**Given instruction:**
Collect all the lines that mention the word "согласование".

**Data to use:**
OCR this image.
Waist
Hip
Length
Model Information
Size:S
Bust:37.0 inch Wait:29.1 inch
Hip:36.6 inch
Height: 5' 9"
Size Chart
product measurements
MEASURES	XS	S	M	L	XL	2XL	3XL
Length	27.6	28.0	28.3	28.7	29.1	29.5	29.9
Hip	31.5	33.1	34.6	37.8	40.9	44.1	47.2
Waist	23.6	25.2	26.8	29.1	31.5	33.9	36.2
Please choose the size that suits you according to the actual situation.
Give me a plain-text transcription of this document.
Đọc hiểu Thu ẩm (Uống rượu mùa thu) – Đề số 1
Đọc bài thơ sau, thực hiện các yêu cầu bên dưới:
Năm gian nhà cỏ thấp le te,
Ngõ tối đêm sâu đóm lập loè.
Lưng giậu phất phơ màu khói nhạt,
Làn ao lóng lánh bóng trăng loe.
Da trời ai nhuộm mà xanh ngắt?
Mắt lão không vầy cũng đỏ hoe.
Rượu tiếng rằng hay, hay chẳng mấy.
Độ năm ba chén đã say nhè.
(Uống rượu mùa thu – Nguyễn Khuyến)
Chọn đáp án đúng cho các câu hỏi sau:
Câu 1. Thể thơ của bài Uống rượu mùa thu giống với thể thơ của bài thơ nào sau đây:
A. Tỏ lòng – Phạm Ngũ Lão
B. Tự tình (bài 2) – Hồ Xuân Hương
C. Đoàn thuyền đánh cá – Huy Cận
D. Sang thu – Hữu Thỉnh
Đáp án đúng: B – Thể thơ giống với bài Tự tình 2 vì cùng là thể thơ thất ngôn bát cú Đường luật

---

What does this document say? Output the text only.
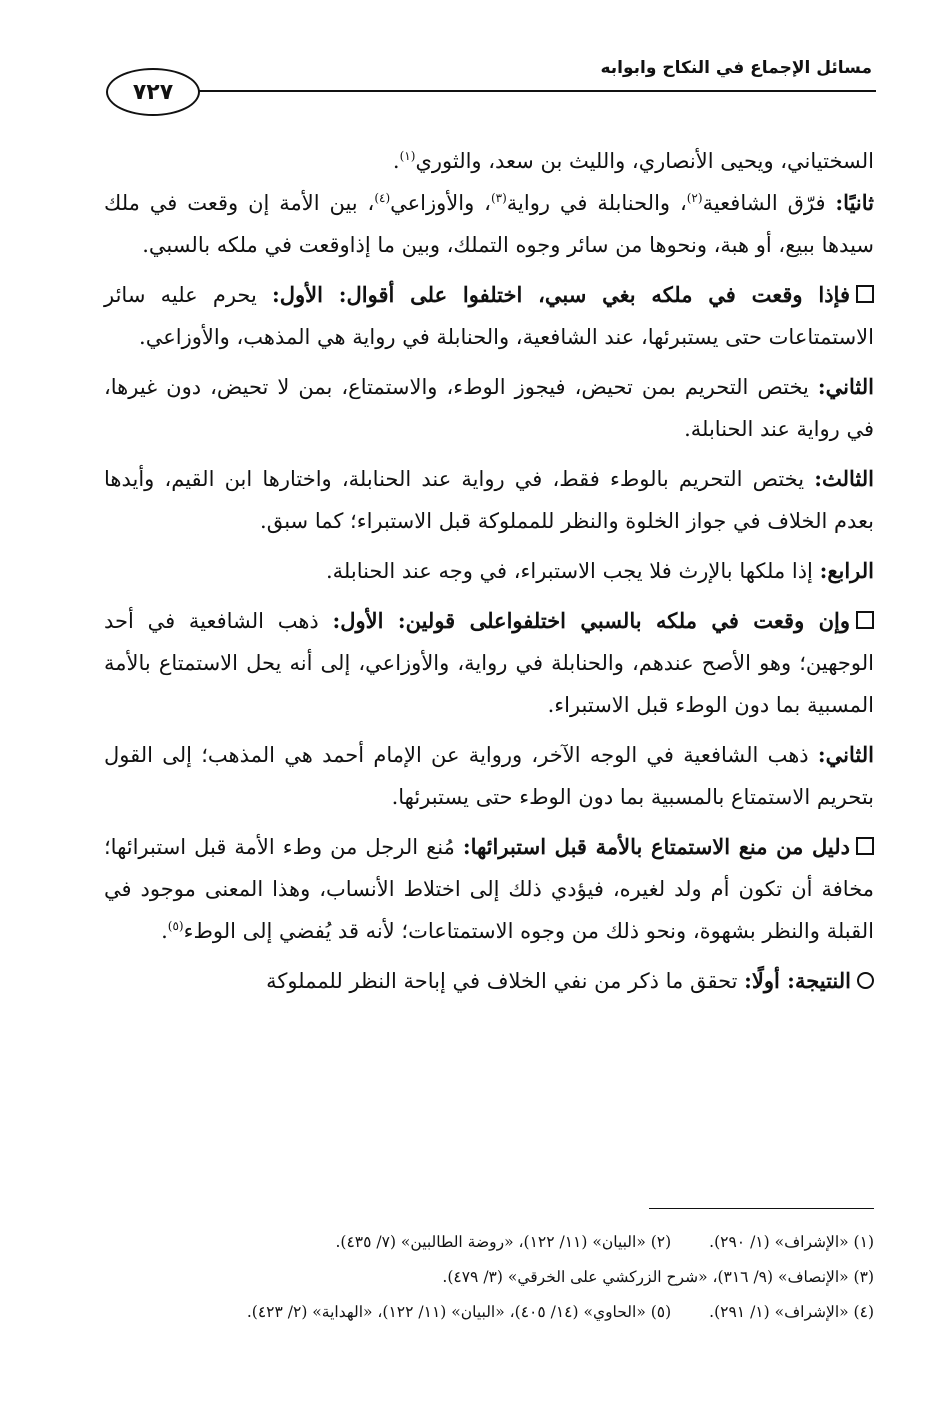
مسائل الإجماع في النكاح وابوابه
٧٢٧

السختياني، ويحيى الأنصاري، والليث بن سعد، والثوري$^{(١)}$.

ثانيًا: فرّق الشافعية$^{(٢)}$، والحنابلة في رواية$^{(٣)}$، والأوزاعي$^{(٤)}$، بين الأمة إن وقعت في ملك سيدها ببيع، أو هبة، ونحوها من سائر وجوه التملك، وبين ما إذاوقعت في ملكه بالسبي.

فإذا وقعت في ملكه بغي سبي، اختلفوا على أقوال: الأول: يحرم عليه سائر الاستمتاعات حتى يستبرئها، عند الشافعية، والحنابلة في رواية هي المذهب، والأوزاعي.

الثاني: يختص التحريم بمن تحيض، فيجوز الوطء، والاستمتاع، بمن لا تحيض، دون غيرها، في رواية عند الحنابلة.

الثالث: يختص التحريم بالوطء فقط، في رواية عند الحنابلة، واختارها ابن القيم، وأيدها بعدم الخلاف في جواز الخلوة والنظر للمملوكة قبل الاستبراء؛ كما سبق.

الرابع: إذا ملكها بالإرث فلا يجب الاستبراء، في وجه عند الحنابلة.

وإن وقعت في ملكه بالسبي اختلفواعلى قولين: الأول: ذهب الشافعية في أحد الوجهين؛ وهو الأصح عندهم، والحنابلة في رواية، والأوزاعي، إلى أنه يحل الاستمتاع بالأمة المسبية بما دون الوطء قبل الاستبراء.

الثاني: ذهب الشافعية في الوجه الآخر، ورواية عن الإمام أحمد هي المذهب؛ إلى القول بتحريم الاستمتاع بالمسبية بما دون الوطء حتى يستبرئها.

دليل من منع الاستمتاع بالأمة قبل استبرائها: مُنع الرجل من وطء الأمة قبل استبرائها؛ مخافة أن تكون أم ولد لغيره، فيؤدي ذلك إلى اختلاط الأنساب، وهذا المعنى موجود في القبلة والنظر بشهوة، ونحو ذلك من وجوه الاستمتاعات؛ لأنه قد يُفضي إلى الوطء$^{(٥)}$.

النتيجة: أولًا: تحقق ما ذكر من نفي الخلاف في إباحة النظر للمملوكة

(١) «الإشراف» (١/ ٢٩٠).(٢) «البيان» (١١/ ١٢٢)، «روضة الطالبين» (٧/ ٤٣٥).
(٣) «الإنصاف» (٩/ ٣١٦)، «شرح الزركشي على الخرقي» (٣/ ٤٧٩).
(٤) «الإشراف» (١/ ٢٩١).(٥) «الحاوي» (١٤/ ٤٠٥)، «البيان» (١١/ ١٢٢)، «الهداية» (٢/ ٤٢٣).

--

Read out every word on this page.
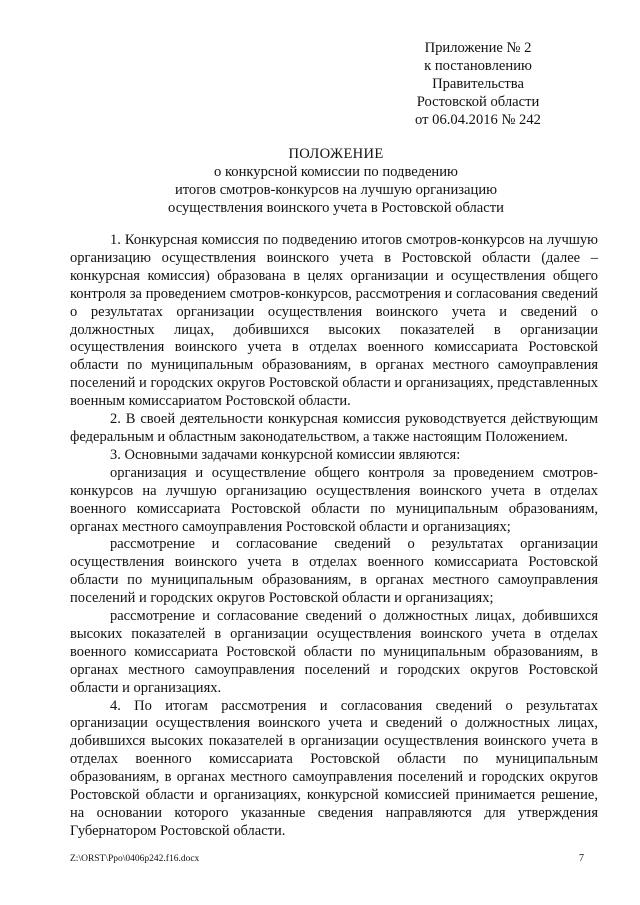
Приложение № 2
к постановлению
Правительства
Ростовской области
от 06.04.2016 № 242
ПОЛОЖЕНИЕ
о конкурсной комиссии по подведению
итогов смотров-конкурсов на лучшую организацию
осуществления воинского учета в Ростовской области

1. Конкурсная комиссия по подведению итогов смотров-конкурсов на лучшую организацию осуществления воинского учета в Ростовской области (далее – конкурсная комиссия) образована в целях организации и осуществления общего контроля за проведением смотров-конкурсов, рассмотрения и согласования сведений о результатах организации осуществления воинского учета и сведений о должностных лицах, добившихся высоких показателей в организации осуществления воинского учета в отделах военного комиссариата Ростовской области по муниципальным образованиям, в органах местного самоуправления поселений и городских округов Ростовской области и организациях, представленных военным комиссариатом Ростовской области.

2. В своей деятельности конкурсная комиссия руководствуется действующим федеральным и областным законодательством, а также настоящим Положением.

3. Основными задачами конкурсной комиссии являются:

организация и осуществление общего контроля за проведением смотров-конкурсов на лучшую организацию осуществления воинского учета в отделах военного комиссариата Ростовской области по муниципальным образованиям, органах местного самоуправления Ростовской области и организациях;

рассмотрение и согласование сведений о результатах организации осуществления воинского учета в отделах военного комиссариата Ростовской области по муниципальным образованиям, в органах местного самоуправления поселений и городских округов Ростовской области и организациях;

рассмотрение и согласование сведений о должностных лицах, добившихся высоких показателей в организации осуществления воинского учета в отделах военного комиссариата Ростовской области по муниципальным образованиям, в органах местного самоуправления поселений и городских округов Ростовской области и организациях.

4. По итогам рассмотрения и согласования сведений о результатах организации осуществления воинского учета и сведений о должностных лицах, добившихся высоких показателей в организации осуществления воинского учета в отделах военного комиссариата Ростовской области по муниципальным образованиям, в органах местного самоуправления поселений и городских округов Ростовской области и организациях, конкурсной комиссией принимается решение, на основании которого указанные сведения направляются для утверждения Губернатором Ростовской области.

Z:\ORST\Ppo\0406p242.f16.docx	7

**Exercise response:**
рассмотрение и согласование сведений о результатах организации осуществления воинского учета в отделах военного комиссариата Ростовской области по муниципальным образованиям, в органах местного самоуправления поселений и городских округов Ростовской области и организациях;
рассмотрение и согласование сведений о должностных лицах, добившихся высоких показателей в организации осуществления воинского учета в отделах военного комиссариата Ростовской области по муниципальным образованиям, в органах местного самоуправления поселений и городских округов Ростовской области и организациях.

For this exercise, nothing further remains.